╭─ Supplied data

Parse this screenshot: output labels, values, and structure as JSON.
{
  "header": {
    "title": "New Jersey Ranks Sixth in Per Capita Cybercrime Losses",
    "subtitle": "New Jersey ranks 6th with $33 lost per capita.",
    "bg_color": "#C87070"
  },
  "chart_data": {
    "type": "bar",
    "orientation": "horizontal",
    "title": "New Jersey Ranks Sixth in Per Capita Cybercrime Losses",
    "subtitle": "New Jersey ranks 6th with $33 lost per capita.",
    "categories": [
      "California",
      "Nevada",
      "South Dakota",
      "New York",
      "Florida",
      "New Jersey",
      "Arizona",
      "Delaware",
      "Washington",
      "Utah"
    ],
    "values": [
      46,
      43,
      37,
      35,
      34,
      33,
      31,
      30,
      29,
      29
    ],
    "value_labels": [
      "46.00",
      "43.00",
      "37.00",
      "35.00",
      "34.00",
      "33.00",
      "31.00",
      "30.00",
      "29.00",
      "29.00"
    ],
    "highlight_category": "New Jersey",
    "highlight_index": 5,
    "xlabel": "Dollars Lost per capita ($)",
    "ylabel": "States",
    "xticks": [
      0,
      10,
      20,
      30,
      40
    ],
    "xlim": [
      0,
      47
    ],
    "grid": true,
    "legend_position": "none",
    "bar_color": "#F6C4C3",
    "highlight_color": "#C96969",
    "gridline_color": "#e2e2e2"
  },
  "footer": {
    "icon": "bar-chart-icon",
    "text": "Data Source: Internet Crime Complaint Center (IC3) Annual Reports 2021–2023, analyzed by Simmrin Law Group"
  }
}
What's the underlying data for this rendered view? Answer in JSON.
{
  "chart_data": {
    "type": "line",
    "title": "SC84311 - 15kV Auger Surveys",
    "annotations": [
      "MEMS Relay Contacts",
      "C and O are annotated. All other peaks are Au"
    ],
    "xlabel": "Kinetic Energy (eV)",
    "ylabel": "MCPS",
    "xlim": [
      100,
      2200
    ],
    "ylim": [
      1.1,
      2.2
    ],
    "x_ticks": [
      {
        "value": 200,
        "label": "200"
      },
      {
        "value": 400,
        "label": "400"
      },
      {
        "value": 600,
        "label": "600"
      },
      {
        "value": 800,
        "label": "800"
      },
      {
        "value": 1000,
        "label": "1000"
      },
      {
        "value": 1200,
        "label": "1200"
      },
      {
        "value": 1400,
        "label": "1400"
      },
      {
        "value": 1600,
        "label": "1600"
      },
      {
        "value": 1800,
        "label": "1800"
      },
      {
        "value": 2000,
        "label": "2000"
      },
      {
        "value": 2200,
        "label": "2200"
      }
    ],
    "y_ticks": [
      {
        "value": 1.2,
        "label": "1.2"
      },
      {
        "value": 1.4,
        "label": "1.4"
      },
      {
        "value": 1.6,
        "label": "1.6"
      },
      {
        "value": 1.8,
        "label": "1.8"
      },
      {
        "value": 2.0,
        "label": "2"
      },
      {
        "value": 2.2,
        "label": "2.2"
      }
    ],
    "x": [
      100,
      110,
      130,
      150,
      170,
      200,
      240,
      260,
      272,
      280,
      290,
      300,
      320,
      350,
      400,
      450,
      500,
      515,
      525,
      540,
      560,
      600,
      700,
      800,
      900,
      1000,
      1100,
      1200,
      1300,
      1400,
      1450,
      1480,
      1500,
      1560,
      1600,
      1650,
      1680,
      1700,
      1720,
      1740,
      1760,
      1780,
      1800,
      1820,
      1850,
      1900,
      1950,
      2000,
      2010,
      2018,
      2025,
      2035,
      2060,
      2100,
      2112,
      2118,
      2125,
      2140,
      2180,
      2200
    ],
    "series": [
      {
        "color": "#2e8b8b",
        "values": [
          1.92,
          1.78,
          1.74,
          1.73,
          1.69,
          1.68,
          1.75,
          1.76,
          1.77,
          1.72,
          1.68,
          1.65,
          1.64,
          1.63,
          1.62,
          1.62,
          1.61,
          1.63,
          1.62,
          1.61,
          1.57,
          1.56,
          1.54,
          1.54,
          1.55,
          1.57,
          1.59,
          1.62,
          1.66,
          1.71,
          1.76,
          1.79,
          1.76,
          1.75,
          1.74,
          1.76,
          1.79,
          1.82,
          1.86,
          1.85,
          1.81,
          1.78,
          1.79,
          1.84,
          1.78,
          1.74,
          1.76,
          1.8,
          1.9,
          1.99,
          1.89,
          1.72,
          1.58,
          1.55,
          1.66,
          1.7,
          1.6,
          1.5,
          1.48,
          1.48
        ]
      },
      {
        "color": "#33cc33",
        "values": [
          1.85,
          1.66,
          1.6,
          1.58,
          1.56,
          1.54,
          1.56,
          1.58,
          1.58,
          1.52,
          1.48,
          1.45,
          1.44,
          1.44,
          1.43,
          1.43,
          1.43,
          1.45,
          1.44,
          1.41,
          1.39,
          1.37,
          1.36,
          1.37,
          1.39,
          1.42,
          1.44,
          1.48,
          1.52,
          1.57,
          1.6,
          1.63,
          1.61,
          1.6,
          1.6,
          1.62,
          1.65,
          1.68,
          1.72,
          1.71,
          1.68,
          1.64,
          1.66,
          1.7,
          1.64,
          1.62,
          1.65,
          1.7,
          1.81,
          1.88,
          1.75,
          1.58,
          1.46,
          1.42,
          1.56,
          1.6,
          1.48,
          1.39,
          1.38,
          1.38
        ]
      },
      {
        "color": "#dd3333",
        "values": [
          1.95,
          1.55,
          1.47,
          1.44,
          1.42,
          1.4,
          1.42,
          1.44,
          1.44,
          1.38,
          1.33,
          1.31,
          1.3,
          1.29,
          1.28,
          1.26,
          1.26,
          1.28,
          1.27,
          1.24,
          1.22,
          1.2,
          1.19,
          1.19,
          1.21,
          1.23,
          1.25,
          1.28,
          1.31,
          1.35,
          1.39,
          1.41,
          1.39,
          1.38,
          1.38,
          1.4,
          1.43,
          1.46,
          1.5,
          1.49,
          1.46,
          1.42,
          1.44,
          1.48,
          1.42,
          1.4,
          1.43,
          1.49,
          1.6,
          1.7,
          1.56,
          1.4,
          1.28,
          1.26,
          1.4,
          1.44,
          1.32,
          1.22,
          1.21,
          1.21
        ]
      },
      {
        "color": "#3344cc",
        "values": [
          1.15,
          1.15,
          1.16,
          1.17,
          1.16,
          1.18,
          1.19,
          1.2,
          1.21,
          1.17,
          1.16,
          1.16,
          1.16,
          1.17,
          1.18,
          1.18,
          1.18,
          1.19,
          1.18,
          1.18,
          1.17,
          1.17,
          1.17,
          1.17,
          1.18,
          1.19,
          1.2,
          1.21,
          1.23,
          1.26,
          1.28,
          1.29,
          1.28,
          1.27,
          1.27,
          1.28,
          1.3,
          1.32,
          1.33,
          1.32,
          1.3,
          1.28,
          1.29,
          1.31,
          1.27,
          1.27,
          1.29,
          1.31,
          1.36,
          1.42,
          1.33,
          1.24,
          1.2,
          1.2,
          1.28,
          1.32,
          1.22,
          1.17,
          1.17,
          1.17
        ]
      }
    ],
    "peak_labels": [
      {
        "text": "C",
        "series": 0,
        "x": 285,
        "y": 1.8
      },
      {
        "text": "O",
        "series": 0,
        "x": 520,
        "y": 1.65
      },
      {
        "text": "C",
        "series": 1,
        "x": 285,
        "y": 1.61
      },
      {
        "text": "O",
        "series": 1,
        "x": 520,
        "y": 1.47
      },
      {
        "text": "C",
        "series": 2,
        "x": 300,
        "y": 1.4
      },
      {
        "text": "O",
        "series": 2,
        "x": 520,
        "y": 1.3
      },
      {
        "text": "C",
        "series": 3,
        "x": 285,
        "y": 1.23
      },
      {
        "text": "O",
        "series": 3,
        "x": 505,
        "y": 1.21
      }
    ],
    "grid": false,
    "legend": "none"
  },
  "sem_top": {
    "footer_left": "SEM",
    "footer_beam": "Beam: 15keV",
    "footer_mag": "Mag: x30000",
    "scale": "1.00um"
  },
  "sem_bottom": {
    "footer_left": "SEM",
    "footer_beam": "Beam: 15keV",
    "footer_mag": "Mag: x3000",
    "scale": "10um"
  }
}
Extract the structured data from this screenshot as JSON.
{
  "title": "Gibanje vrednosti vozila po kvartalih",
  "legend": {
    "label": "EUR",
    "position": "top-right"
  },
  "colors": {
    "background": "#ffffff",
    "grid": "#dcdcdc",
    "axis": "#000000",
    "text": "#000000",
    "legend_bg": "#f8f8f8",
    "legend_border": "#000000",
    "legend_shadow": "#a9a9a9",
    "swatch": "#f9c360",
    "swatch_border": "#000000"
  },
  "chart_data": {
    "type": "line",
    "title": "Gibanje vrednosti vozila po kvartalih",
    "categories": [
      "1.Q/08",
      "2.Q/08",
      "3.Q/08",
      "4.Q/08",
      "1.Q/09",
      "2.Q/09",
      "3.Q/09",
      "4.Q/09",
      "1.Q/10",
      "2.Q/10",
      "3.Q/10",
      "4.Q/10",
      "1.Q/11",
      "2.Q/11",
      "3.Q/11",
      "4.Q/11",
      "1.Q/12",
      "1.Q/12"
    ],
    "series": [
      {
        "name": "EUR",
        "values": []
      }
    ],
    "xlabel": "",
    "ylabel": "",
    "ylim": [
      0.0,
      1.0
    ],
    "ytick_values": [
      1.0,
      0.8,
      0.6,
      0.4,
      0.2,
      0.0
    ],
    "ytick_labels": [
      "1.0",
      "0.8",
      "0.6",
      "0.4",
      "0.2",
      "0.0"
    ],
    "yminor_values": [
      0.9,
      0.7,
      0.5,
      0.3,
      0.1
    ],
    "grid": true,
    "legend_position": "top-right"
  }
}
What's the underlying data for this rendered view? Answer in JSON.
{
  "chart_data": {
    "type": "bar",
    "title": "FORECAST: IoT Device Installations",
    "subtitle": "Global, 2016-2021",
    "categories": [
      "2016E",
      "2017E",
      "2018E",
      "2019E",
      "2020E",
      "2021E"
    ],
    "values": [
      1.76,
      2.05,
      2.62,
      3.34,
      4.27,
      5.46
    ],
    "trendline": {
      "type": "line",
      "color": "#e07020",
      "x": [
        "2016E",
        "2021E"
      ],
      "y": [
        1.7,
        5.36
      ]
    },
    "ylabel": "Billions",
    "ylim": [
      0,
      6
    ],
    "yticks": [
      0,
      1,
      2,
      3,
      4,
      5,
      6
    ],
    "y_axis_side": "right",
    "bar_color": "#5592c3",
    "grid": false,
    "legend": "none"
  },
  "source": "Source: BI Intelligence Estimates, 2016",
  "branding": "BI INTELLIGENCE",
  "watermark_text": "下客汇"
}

╰─

▶ **Task to complete**
Where does the word "vozila" appear? Return each line that holds it.

▶ **Task response**
  "title": "Gibanje vrednosti vozila po kvartalih",
    "title": "Gibanje vrednosti vozila po kvartalih",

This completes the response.